■ Record list
^^^^

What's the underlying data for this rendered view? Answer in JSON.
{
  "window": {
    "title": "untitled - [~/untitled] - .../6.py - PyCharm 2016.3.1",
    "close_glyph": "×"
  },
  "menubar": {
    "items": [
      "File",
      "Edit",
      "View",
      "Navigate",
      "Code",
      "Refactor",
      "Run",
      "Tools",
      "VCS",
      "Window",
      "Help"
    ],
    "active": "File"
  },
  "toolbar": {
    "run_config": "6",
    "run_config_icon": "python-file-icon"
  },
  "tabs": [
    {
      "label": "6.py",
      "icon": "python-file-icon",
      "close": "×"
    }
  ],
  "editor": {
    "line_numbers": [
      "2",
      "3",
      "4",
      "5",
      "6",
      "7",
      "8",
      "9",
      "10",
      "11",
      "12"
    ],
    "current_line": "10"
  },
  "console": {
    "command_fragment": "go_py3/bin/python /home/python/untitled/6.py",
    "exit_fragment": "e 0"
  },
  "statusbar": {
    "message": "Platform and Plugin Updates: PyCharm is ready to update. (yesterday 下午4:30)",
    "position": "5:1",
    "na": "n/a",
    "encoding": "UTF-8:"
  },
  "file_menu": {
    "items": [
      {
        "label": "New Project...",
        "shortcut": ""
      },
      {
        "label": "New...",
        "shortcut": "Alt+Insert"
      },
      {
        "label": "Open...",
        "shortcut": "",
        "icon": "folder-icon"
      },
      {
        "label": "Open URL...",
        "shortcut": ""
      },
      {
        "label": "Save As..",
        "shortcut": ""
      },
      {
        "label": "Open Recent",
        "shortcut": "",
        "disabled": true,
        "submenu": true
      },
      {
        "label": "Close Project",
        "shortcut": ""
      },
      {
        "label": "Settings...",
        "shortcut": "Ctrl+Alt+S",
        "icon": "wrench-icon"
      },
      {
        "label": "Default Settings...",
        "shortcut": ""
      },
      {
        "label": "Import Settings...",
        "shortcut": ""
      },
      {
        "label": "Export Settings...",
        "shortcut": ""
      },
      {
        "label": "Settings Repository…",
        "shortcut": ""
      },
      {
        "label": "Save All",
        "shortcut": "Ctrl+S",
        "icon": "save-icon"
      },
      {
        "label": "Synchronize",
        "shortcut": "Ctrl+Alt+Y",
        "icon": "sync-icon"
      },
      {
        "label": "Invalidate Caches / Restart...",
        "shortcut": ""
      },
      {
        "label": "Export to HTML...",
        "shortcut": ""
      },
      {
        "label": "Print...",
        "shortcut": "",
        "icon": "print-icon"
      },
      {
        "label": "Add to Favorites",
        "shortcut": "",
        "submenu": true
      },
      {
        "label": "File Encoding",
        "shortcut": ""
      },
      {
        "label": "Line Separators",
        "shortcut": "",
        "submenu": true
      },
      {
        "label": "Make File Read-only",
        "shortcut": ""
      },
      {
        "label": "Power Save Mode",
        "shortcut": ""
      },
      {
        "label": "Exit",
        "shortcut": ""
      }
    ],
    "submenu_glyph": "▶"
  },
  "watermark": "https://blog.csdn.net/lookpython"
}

^^^^

■ Given problem
Write down all the entries again without a single difference.

■ Full output
What's the underlying data for this rendered view? Answer in JSON.
{
  "window": {
    "title": "untitled - [~/untitled] - .../6.py - PyCharm 2016.3.1",
    "close_glyph": "×"
  },
  "menubar": {
    "items": [
      "File",
      "Edit",
      "View",
      "Navigate",
      "Code",
      "Refactor",
      "Run",
      "Tools",
      "VCS",
      "Window",
      "Help"
    ],
    "active": "File"
  },
  "toolbar": {
    "run_config": "6",
    "run_config_icon": "python-file-icon"
  },
  "tabs": [
    {
      "label": "6.py",
      "icon": "python-file-icon",
      "close": "×"
    }
  ],
  "editor": {
    "line_numbers": [
      "2",
      "3",
      "4",
      "5",
      "6",
      "7",
      "8",
      "9",
      "10",
      "11",
      "12"
    ],
    "current_line": "10"
  },
  "console": {
    "command_fragment": "go_py3/bin/python /home/python/untitled/6.py",
    "exit_fragment": "e 0"
  },
  "statusbar": {
    "message": "Platform and Plugin Updates: PyCharm is ready to update. (yesterday 下午4:30)",
    "position": "5:1",
    "na": "n/a",
    "encoding": "UTF-8:"
  },
  "file_menu": {
    "items": [
      {
        "label": "New Project...",
        "shortcut": ""
      },
      {
        "label": "New...",
        "shortcut": "Alt+Insert"
      },
      {
        "label": "Open...",
        "shortcut": "",
        "icon": "folder-icon"
      },
      {
        "label": "Open URL...",
        "shortcut": ""
      },
      {
        "label": "Save As..",
        "shortcut": ""
      },
      {
        "label": "Open Recent",
        "shortcut": "",
        "disabled": true,
        "submenu": true
      },
      {
        "label": "Close Project",
        "shortcut": ""
      },
      {
        "label": "Settings...",
        "shortcut": "Ctrl+Alt+S",
        "icon": "wrench-icon"
      },
      {
        "label": "Default Settings...",
        "shortcut": ""
      },
      {
        "label": "Import Settings...",
        "shortcut": ""
      },
      {
        "label": "Export Settings...",
        "shortcut": ""
      },
      {
        "label": "Settings Repository…",
        "shortcut": ""
      },
      {
        "label": "Save All",
        "shortcut": "Ctrl+S",
        "icon": "save-icon"
      },
      {
        "label": "Synchronize",
        "shortcut": "Ctrl+Alt+Y",
        "icon": "sync-icon"
      },
      {
        "label": "Invalidate Caches / Restart...",
        "shortcut": ""
      },
      {
        "label": "Export to HTML...",
        "shortcut": ""
      },
      {
        "label": "Print...",
        "shortcut": "",
        "icon": "print-icon"
      },
      {
        "label": "Add to Favorites",
        "shortcut": "",
        "submenu": true
      },
      {
        "label": "File Encoding",
        "shortcut": ""
      },
      {
        "label": "Line Separators",
        "shortcut": "",
        "submenu": true
      },
      {
        "label": "Make File Read-only",
        "shortcut": ""
      },
      {
        "label": "Power Save Mode",
        "shortcut": ""
      },
      {
        "label": "Exit",
        "shortcut": ""
      }
    ],
    "submenu_glyph": "▶"
  },
  "watermark": "https://blog.csdn.net/lookpython"
}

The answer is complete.